(STORED ROWS)
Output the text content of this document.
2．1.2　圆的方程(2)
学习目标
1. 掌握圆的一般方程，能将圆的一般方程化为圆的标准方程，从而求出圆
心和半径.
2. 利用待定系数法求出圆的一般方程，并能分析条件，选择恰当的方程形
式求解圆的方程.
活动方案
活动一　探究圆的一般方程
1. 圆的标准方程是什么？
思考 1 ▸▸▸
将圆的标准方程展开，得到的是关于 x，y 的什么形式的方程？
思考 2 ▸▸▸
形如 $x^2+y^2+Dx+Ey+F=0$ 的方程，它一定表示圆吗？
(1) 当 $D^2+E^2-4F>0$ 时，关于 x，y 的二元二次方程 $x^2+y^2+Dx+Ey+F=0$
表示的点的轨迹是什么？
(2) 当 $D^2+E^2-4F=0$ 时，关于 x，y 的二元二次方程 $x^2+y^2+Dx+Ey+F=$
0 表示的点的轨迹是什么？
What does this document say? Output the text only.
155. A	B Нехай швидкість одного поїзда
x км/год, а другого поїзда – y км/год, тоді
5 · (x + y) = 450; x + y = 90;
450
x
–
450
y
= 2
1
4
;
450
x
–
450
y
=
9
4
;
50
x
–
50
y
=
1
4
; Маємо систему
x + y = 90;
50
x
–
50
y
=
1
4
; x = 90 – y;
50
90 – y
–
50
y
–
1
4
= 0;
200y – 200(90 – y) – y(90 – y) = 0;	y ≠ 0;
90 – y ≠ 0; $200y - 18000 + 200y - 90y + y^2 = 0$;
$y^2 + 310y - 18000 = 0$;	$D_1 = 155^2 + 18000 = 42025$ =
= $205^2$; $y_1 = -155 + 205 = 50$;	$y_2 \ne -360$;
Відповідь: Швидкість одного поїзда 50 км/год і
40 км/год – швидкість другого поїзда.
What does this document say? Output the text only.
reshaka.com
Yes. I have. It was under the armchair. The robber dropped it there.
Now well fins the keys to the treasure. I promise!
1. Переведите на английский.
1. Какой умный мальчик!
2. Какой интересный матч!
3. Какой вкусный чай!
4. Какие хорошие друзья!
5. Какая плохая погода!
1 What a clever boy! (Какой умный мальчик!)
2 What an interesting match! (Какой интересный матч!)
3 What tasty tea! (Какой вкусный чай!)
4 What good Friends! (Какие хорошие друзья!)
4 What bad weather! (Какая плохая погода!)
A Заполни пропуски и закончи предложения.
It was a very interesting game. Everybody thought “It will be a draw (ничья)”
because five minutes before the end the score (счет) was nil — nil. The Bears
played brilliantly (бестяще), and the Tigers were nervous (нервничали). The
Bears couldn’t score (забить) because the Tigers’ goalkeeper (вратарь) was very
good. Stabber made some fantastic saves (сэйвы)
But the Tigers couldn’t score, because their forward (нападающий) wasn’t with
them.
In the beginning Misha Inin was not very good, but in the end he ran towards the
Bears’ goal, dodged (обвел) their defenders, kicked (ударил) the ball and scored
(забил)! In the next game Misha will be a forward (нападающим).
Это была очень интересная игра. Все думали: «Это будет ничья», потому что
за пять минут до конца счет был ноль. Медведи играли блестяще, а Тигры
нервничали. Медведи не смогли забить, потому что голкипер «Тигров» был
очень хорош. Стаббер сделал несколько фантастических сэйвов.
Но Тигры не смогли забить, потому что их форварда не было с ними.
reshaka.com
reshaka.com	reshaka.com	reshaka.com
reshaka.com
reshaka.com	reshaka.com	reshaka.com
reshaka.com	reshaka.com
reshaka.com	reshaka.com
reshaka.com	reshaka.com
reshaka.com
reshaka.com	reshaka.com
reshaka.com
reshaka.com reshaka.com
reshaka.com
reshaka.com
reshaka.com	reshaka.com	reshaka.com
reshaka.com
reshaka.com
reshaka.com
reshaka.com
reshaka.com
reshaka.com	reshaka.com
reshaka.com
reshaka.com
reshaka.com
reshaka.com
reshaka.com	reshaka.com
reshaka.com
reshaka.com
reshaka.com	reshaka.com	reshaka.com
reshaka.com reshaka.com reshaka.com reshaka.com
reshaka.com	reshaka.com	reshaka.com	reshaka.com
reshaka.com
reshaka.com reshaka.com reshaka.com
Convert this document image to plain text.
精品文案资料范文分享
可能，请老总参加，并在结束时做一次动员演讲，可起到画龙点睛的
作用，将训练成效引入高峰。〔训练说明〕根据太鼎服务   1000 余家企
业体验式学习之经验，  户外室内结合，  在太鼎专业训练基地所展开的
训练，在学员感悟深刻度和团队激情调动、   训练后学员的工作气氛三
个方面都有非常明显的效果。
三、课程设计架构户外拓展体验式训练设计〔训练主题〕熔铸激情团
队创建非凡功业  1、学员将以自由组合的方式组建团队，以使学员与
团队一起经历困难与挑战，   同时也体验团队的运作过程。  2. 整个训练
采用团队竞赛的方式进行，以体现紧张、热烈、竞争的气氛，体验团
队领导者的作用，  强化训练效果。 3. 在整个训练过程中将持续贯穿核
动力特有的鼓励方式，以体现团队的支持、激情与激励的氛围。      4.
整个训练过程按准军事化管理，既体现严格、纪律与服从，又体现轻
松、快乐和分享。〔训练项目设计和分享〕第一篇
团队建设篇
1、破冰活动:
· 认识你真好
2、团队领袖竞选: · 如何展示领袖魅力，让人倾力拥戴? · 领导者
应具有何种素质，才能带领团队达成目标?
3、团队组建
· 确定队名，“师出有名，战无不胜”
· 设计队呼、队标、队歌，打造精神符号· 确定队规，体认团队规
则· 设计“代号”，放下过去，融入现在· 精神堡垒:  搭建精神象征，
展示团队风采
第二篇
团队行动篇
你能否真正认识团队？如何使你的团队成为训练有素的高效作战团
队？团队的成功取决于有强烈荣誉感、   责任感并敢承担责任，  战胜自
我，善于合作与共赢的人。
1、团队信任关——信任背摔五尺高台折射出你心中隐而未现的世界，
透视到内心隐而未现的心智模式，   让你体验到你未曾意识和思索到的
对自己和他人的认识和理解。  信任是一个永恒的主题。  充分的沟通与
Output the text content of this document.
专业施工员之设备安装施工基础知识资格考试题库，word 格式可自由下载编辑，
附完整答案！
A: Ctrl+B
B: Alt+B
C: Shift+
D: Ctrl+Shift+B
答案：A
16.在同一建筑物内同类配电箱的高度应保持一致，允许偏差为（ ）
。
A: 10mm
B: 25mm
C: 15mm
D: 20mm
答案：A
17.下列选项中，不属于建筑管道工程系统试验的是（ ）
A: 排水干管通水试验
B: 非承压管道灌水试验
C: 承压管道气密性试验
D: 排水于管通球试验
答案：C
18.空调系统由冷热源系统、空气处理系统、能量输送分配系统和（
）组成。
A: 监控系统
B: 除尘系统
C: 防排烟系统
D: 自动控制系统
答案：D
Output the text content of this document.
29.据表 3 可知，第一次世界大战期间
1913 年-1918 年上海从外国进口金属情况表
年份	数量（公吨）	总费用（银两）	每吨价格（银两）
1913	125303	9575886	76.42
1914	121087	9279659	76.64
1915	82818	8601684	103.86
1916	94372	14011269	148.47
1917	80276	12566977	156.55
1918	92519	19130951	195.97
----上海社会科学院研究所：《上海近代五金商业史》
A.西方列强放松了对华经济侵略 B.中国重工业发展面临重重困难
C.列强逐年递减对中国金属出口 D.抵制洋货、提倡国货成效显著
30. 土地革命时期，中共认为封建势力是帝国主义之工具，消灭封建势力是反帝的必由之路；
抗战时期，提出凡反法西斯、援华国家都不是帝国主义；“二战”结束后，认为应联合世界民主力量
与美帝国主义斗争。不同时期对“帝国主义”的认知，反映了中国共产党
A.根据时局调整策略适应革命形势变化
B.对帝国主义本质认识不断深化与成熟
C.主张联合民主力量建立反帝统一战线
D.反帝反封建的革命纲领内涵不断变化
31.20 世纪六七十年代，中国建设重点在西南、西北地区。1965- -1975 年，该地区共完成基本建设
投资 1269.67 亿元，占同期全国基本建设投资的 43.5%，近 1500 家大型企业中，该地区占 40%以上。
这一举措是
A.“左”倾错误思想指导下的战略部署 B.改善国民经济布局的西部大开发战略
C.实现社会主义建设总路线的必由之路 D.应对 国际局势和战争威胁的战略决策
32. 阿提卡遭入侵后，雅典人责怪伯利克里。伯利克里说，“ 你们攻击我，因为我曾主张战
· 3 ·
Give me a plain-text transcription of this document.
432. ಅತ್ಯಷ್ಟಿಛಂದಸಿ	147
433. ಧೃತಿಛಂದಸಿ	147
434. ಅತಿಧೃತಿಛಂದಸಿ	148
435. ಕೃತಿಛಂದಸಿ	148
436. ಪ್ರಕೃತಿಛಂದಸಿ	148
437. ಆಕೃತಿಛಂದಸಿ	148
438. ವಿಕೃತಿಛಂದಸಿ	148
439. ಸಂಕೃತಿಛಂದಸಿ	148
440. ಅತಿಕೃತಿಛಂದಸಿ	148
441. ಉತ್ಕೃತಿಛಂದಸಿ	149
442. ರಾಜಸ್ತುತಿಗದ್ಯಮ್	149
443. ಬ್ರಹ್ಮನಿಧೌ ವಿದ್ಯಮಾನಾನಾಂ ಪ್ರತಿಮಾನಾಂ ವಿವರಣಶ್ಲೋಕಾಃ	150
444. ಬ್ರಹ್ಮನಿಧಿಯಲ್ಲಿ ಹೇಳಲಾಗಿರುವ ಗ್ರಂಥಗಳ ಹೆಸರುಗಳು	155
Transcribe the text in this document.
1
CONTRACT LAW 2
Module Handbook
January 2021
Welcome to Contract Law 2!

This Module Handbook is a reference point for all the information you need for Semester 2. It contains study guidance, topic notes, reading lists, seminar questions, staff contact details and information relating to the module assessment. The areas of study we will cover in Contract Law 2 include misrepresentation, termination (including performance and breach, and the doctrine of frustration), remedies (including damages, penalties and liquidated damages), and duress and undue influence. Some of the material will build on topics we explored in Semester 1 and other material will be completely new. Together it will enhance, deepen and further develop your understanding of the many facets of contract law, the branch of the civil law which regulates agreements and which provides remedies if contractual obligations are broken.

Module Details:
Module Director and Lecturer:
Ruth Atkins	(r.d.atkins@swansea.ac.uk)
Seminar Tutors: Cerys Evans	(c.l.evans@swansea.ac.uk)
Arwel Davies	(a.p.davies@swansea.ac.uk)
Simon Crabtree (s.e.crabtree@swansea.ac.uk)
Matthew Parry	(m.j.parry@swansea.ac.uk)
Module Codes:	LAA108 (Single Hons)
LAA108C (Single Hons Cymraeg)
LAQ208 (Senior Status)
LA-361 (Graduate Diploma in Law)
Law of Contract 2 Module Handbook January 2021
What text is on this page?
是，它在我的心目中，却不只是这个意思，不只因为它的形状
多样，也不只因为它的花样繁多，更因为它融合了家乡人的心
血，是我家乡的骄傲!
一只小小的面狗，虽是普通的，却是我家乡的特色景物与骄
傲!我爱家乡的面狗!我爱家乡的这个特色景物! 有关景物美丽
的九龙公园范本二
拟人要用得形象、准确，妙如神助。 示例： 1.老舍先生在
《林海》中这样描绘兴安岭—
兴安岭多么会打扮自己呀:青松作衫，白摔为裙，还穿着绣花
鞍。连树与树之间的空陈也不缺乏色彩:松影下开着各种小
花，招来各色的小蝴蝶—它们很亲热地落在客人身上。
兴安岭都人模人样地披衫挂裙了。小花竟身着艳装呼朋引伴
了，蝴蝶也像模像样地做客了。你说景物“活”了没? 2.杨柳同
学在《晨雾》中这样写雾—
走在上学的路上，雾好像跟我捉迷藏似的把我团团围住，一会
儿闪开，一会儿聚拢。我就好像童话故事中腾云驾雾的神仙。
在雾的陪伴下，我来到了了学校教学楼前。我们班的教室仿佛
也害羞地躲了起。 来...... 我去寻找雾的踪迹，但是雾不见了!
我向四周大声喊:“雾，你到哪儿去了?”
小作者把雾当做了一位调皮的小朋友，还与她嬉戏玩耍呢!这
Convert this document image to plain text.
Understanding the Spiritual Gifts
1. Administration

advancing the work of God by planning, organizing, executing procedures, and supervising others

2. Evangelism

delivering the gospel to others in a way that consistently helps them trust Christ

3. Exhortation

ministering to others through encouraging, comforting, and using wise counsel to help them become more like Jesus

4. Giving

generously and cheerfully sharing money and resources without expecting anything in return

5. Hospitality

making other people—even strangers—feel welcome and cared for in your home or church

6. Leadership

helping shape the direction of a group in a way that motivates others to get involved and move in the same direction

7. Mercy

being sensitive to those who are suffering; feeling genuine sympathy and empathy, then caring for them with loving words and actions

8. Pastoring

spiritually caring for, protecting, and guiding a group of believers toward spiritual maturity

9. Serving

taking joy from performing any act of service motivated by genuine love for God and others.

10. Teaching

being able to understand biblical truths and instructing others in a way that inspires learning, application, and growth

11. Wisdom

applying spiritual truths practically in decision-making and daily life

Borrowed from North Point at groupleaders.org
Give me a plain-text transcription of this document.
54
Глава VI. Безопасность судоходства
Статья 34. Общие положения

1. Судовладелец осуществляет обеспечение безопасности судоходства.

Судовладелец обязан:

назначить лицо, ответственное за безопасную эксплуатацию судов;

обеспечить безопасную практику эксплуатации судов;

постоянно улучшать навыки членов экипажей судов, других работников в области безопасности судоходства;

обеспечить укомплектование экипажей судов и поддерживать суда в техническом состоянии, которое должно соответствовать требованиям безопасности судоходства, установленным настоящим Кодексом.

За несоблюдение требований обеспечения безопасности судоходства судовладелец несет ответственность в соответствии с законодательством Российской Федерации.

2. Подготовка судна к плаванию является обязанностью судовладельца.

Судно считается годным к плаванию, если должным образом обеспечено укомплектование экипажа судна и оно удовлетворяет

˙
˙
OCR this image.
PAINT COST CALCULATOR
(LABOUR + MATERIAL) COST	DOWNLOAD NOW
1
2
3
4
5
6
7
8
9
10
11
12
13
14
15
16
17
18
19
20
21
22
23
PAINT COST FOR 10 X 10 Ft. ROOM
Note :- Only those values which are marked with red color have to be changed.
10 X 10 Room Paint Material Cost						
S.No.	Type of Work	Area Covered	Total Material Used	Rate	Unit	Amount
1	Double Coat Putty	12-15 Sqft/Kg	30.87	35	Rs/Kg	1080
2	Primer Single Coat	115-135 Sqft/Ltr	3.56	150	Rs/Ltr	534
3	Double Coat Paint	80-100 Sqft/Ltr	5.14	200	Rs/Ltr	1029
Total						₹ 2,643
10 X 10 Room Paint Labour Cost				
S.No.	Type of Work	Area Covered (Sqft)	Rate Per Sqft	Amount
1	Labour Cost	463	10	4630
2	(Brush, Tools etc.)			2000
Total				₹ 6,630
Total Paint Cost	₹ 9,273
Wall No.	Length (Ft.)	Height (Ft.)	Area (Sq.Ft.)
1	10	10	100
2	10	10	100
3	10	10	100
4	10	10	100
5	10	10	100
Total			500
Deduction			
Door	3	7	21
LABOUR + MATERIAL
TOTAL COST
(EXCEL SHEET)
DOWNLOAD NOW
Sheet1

(WHAT YOU NEED TO DO)
List every line above containing the word "Misha".

(RIGHT ANSWER)
In the beginning Misha Inin was not very good, but in the end he ran towards the
(забил)! In the next game Misha will be a forward (нападающим).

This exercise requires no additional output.